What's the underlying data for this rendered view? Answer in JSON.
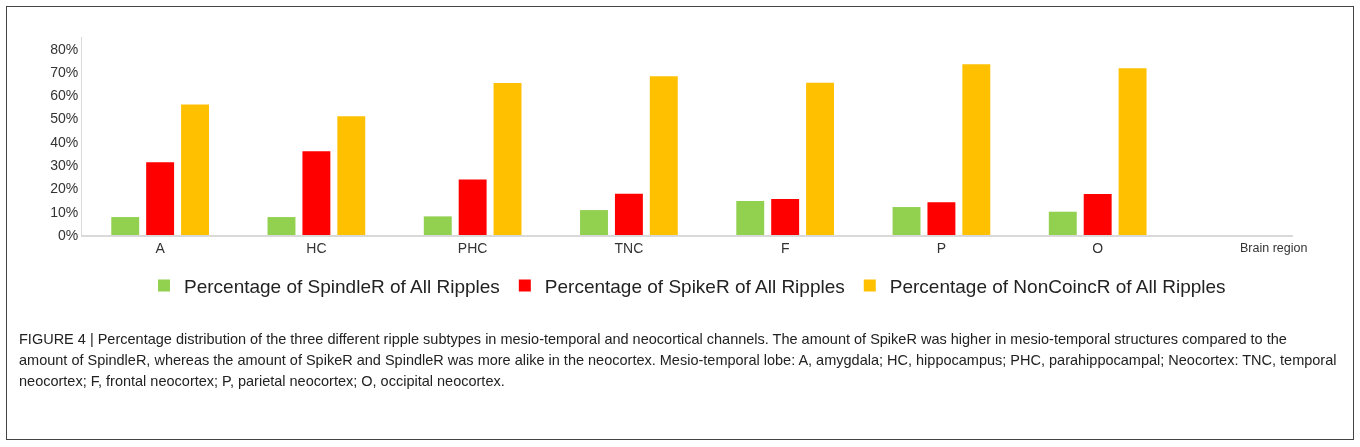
{
  "chart_data": {
    "type": "bar",
    "categories": [
      "A",
      "HC",
      "PHC",
      "TNC",
      "F",
      "P",
      "O"
    ],
    "xlabel": "Brain region",
    "series": [
      {
        "name": "Percentage of SpindleR of All Ripples",
        "color": "#92d050",
        "values": [
          7.7,
          7.7,
          8,
          10.7,
          14.6,
          12,
          10
        ]
      },
      {
        "name": "Percentage of SpikeR of All Ripples",
        "color": "#ff0000",
        "values": [
          31.2,
          36,
          23.8,
          17.7,
          15.5,
          14.1,
          17.6
        ]
      },
      {
        "name": "Percentage of NonCoincR of All Ripples",
        "color": "#ffc000",
        "values": [
          56,
          51,
          65.2,
          68.2,
          65.4,
          73.3,
          71.6
        ]
      }
    ],
    "ylim": [
      0,
      85
    ],
    "yticks": [
      {
        "value": 0,
        "label": "0%"
      },
      {
        "value": 10,
        "label": "10%"
      },
      {
        "value": 20,
        "label": "20%"
      },
      {
        "value": 30,
        "label": "30%"
      },
      {
        "value": 40,
        "label": "40%"
      },
      {
        "value": 50,
        "label": "50%"
      },
      {
        "value": 60,
        "label": "60%"
      },
      {
        "value": 70,
        "label": "70%"
      },
      {
        "value": 80,
        "label": "80%"
      }
    ],
    "grid": false,
    "legend": "bottom",
    "annotations": [
      "FIGURE 4 | Percentage distribution of the three different ripple subtypes in mesio-temporal and neocortical channels. The amount of SpikeR was higher in mesio-temporal structures compared to the amount of SpindleR, whereas the amount of SpikeR and SpindleR was more alike in the neocortex. Mesio-temporal lobe: A, amygdala; HC, hippocampus; PHC, parahippocampal; Neocortex: TNC, temporal neocortex; F, frontal neocortex; P, parietal neocortex; O, occipital neocortex."
    ]
  }
}
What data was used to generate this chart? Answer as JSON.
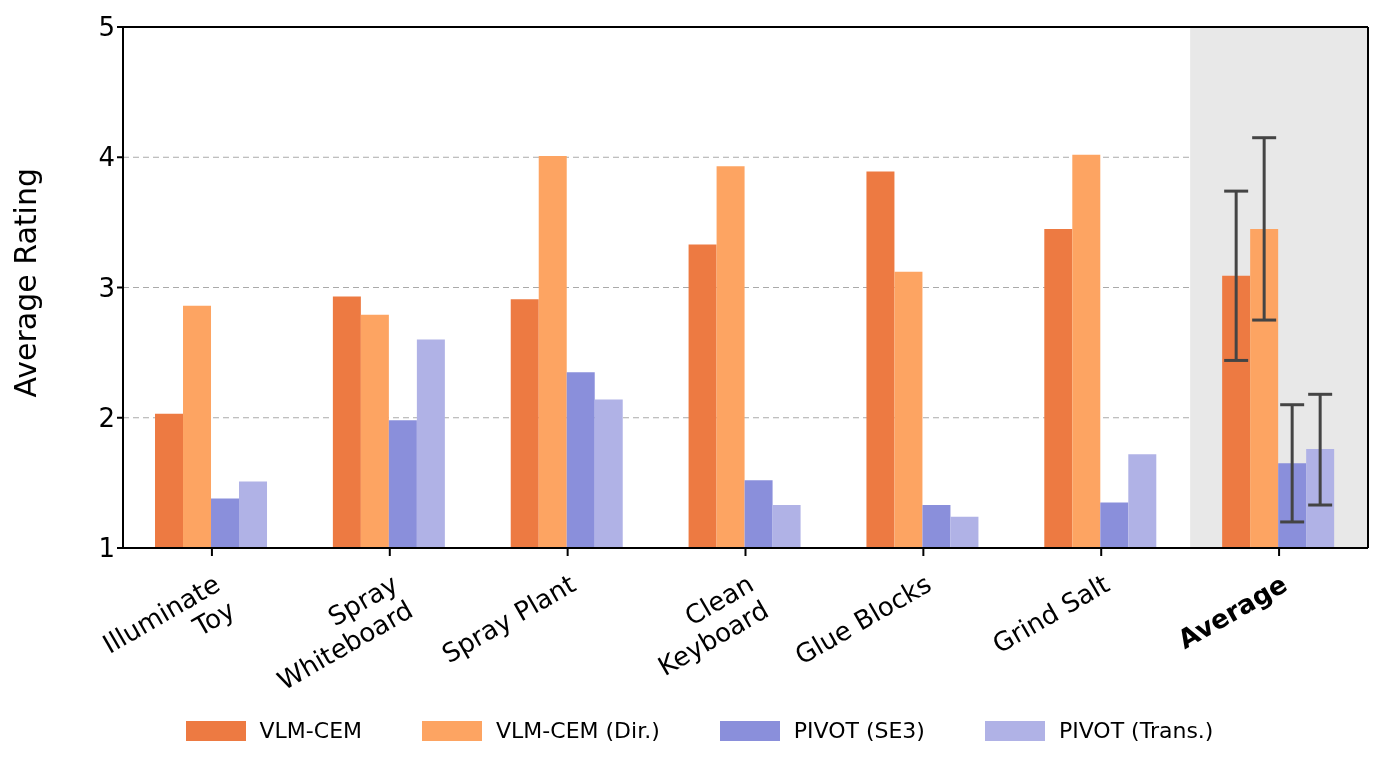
{
  "chart_data": {
    "type": "bar",
    "ylabel": "Average Rating",
    "categories": [
      "Illuminate\nToy",
      "Spray\nWhiteboard",
      "Spray Plant",
      "Clean\nKeyboard",
      "Glue Blocks",
      "Grind Salt",
      "Average"
    ],
    "series": [
      {
        "name": "VLM-CEM",
        "color": "#ed7a42",
        "values": [
          2.03,
          2.93,
          2.91,
          3.33,
          3.89,
          3.45,
          3.09
        ],
        "errors": [
          null,
          null,
          null,
          null,
          null,
          null,
          [
            2.44,
            3.74
          ]
        ]
      },
      {
        "name": "VLM-CEM (Dir.)",
        "color": "#fda462",
        "values": [
          2.86,
          2.79,
          4.01,
          3.93,
          3.12,
          4.02,
          3.45
        ],
        "errors": [
          null,
          null,
          null,
          null,
          null,
          null,
          [
            2.75,
            4.15
          ]
        ]
      },
      {
        "name": "PIVOT (SE3)",
        "color": "#8a8fdb",
        "values": [
          1.38,
          1.98,
          2.35,
          1.52,
          1.33,
          1.35,
          1.65
        ],
        "errors": [
          null,
          null,
          null,
          null,
          null,
          null,
          [
            1.2,
            2.1
          ]
        ]
      },
      {
        "name": "PIVOT (Trans.)",
        "color": "#b0b2e6",
        "values": [
          1.51,
          2.6,
          2.14,
          1.33,
          1.24,
          1.72,
          1.76
        ],
        "errors": [
          null,
          null,
          null,
          null,
          null,
          null,
          [
            1.33,
            2.18
          ]
        ]
      }
    ],
    "ylim": [
      1,
      5
    ],
    "yticks": [
      1,
      2,
      3,
      4,
      5
    ],
    "grid": "y",
    "legend": "bottom",
    "bands": [
      {
        "axis": "x",
        "from": "Average",
        "to": "Average",
        "color": "#e8e8e8"
      }
    ]
  }
}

────────────────

## DIRECTIVE:
Set the listing down in full and exactly. Pictures within it should not appear in the copy.

## ANSWER FOR THIS EXERCISE:
What's the underlying data for this rendered view? Answer in JSON.
{
  "chart_data": {
    "type": "bar",
    "categories": [
      "A",
      "HC",
      "PHC",
      "TNC",
      "F",
      "P",
      "O"
    ],
    "xlabel": "Brain region",
    "series": [
      {
        "name": "Percentage of SpindleR of All Ripples",
        "color": "#92d050",
        "values": [
          7.7,
          7.7,
          8,
          10.7,
          14.6,
          12,
          10
        ]
      },
      {
        "name": "Percentage of SpikeR of All Ripples",
        "color": "#ff0000",
        "values": [
          31.2,
          36,
          23.8,
          17.7,
          15.5,
          14.1,
          17.6
        ]
      },
      {
        "name": "Percentage of NonCoincR of All Ripples",
        "color": "#ffc000",
        "values": [
          56,
          51,
          65.2,
          68.2,
          65.4,
          73.3,
          71.6
        ]
      }
    ],
    "ylim": [
      0,
      85
    ],
    "yticks": [
      {
        "value": 0,
        "label": "0%"
      },
      {
        "value": 10,
        "label": "10%"
      },
      {
        "value": 20,
        "label": "20%"
      },
      {
        "value": 30,
        "label": "30%"
      },
      {
        "value": 40,
        "label": "40%"
      },
      {
        "value": 50,
        "label": "50%"
      },
      {
        "value": 60,
        "label": "60%"
      },
      {
        "value": 70,
        "label": "70%"
      },
      {
        "value": 80,
        "label": "80%"
      }
    ],
    "grid": false,
    "legend": "bottom",
    "annotations": [
      "FIGURE 4 | Percentage distribution of the three different ripple subtypes in mesio-temporal and neocortical channels. The amount of SpikeR was higher in mesio-temporal structures compared to the amount of SpindleR, whereas the amount of SpikeR and SpindleR was more alike in the neocortex. Mesio-temporal lobe: A, amygdala; HC, hippocampus; PHC, parahippocampal; Neocortex: TNC, temporal neocortex; F, frontal neocortex; P, parietal neocortex; O, occipital neocortex."
    ]
  }
}
What data was used to generate this chart? Answer as JSON.
{
  "chart_data": {
    "type": "bar",
    "ylabel": "Average Rating",
    "categories": [
      "Illuminate\nToy",
      "Spray\nWhiteboard",
      "Spray Plant",
      "Clean\nKeyboard",
      "Glue Blocks",
      "Grind Salt",
      "Average"
    ],
    "series": [
      {
        "name": "VLM-CEM",
        "color": "#ed7a42",
        "values": [
          2.03,
          2.93,
          2.91,
          3.33,
          3.89,
          3.45,
          3.09
        ],
        "errors": [
          null,
          null,
          null,
          null,
          null,
          null,
          [
            2.44,
            3.74
          ]
        ]
      },
      {
        "name": "VLM-CEM (Dir.)",
        "color": "#fda462",
        "values": [
          2.86,
          2.79,
          4.01,
          3.93,
          3.12,
          4.02,
          3.45
        ],
        "errors": [
          null,
          null,
          null,
          null,
          null,
          null,
          [
            2.75,
            4.15
          ]
        ]
      },
      {
        "name": "PIVOT (SE3)",
        "color": "#8a8fdb",
        "values": [
          1.38,
          1.98,
          2.35,
          1.52,
          1.33,
          1.35,
          1.65
        ],
        "errors": [
          null,
          null,
          null,
          null,
          null,
          null,
          [
            1.2,
            2.1
          ]
        ]
      },
      {
        "name": "PIVOT (Trans.)",
        "color": "#b0b2e6",
        "values": [
          1.51,
          2.6,
          2.14,
          1.33,
          1.24,
          1.72,
          1.76
        ],
        "errors": [
          null,
          null,
          null,
          null,
          null,
          null,
          [
            1.33,
            2.18
          ]
        ]
      }
    ],
    "ylim": [
      1,
      5
    ],
    "yticks": [
      1,
      2,
      3,
      4,
      5
    ],
    "grid": "y",
    "legend": "bottom",
    "bands": [
      {
        "axis": "x",
        "from": "Average",
        "to": "Average",
        "color": "#e8e8e8"
      }
    ]
  }
}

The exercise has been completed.